» **SELECTED TEXT**
"""
# First ever Mantis, need help- Dallas Metroplex



## snager (Jan 19, 2019)

hi, New fam!

I just got 4 new mantis babies. I've wanted a mantis my whole life, but the only time I ever saw one was about 22 years ago on a nature learning center on an elementary school field trip. So I thought so long as it's a companion animal, I should get the Luxury Bugs~

I ordered a Spiny Flower mantis and a Violin Mantis: the breeder sent two of each.

My short term goals: get all 4 mantids to reach adulthood. 

future goals: get a pink orchid mantis and devil's flower mantis, maybe breed some mantids, maybe hatch an ooth of Carolina mantis and release them throughout my neighborhood. I also love breeding colonies/cultures of isopods and am interested in questionmark roaches, dermestid beetles, bioactive vivariums, houseplants, carnivorous plants, gardening. I have wanted a pet praying mantis all of my life and this is a dream come true. But I also always wanted a horned beetle, so that's on my list as well. Apparently, those are supposed to be native to texas too, but I've never seen one at all. A friend in florida has had them, though.

*I Immediately have a lot of questions, though:*

-The breeder recommended I use housefly pupa and I ordered that from him, but the pupa haven't hatched all day. Not sure what to feed the babies, now. His site says bait shops sell housefly larva, but I don't know of any bait shops around here that sell houeflies.

- the average temp of my room in winter is 70 degrees Fahrenheit: should I acquire/have already acquired a heater for the mantids?  I could get a ceramic bulb, but not sure which one i need. their cages are made of netting and plastic as well as glass. right now i'm using a space heater to keep it between 70 and 73, but I like my room to be cold. could there be a way to better localize my heat for the mantids? build them a screen laced with tin foil to redirect the ceramic bulb's heat?
"""
» **REQUIRED ACTIONS**
- 1) Answer these about the mantis forum post:
(a) Which two kinds of mantis did the poster order?
(b) What is the average winter temperature of the poster's room?
(c) What food did the breeder recommend for the babies?
- 2) In the rows, copy out the lines from the line with "comment-body: ㅋㅋㅋㅋㅋㅋㅋㅋㅋㅋㅋㅋㅋㅋㅋㅋㅋㅋㅋㅋㅋㅋㅋㅋ xyxy=(50,1743,580,1771)" up to and including the line with "comment-author[interactable]: ㅁㅁ xyxy=(6,1225,45,1249)".
The mantis forum post and the rows that follow it have no connection to each other.

» **EXERCISE INPUTS**
"""
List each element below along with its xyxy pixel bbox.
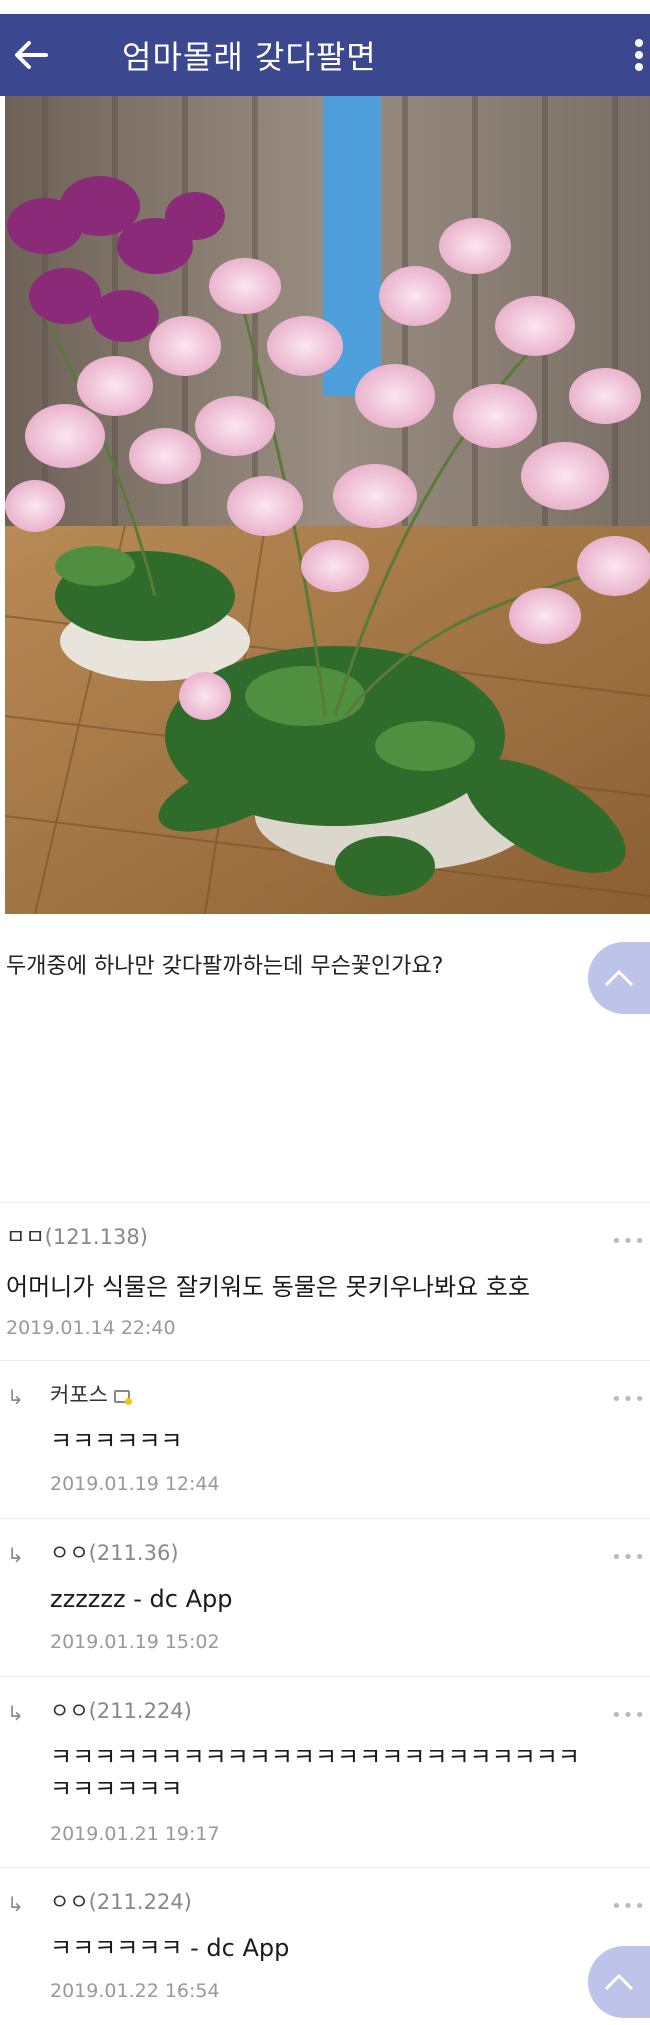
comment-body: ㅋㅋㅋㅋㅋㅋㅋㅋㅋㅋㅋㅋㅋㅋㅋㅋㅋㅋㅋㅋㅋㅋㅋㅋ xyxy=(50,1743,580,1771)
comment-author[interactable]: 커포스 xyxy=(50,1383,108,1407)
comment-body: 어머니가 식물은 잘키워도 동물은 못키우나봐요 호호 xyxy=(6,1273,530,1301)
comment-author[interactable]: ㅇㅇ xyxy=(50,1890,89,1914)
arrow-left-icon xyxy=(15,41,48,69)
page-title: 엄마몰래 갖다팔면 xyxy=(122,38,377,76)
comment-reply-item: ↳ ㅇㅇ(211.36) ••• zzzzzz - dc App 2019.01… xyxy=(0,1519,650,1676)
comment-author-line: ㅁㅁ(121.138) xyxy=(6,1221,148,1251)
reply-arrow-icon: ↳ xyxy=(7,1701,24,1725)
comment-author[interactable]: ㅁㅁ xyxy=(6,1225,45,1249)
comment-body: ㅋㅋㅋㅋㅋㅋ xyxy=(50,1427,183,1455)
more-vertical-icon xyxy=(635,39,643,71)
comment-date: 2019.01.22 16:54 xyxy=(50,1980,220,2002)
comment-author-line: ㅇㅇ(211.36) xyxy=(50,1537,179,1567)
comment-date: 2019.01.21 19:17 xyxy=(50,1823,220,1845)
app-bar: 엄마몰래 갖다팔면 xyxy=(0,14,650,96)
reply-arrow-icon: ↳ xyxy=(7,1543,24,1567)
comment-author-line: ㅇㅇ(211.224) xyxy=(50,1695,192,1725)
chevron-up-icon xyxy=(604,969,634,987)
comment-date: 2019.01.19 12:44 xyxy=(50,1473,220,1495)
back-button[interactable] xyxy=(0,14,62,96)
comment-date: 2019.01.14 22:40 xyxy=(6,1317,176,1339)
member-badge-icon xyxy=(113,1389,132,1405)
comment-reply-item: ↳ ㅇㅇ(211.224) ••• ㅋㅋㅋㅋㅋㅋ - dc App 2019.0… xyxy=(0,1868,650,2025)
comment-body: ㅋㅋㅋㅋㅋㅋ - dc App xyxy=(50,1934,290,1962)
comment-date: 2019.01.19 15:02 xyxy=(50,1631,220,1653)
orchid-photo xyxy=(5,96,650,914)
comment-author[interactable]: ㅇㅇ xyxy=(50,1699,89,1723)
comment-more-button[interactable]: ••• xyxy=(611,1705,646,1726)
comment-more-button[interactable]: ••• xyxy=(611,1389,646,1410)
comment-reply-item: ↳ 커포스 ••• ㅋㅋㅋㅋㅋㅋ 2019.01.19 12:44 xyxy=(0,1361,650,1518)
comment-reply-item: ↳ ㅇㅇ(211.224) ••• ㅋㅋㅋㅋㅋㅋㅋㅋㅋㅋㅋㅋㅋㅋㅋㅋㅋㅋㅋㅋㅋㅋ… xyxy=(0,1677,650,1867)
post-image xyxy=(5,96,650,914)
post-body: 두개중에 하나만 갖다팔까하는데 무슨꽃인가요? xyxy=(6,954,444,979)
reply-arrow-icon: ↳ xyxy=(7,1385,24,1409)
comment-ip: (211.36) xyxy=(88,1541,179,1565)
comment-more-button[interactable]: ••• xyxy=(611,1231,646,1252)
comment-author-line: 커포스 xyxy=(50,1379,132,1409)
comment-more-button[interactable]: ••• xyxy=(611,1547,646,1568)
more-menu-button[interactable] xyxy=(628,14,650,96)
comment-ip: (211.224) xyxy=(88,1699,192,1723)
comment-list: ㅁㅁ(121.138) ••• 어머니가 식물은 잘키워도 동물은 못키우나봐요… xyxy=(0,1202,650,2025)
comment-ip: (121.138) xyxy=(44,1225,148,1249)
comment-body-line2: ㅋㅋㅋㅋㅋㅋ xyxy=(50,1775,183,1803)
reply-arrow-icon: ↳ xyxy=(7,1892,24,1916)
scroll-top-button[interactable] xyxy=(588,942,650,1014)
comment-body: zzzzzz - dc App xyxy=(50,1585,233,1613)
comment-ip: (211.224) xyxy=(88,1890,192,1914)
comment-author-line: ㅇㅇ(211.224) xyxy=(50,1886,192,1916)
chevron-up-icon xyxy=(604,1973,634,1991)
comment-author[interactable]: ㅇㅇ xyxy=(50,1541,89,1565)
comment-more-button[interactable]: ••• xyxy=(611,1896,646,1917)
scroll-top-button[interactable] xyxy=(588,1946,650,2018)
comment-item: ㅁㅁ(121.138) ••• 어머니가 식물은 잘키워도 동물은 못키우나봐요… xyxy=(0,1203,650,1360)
"""
» **THE REPLIES**
- 1)
(a) A Spiny Flower mantis and a Violin Mantis.
(b) 70 degrees Fahrenheit.
(c) Housefly pupa.

- 2)
comment-body: ㅋㅋㅋㅋㅋㅋㅋㅋㅋㅋㅋㅋㅋㅋㅋㅋㅋㅋㅋㅋㅋㅋㅋㅋ xyxy=(50,1743,580,1771)
comment-author[interactable]: 커포스 xyxy=(50,1383,108,1407)
comment-body: 어머니가 식물은 잘키워도 동물은 못키우나봐요 호호 xyxy=(6,1273,530,1301)
comment-author[interactable]: ㅇㅇ xyxy=(50,1890,89,1914)
arrow-left-icon xyxy=(15,41,48,69)
page-title: 엄마몰래 갖다팔면 xyxy=(122,38,377,76)
comment-reply-item: ↳ ㅇㅇ(211.36) ••• zzzzzz - dc App 2019.01… xyxy=(0,1519,650,1676)
comment-author-line: ㅁㅁ(121.138) xyxy=(6,1221,148,1251)
reply-arrow-icon: ↳ xyxy=(7,1701,24,1725)
comment-author[interactable]: ㅁㅁ xyxy=(6,1225,45,1249)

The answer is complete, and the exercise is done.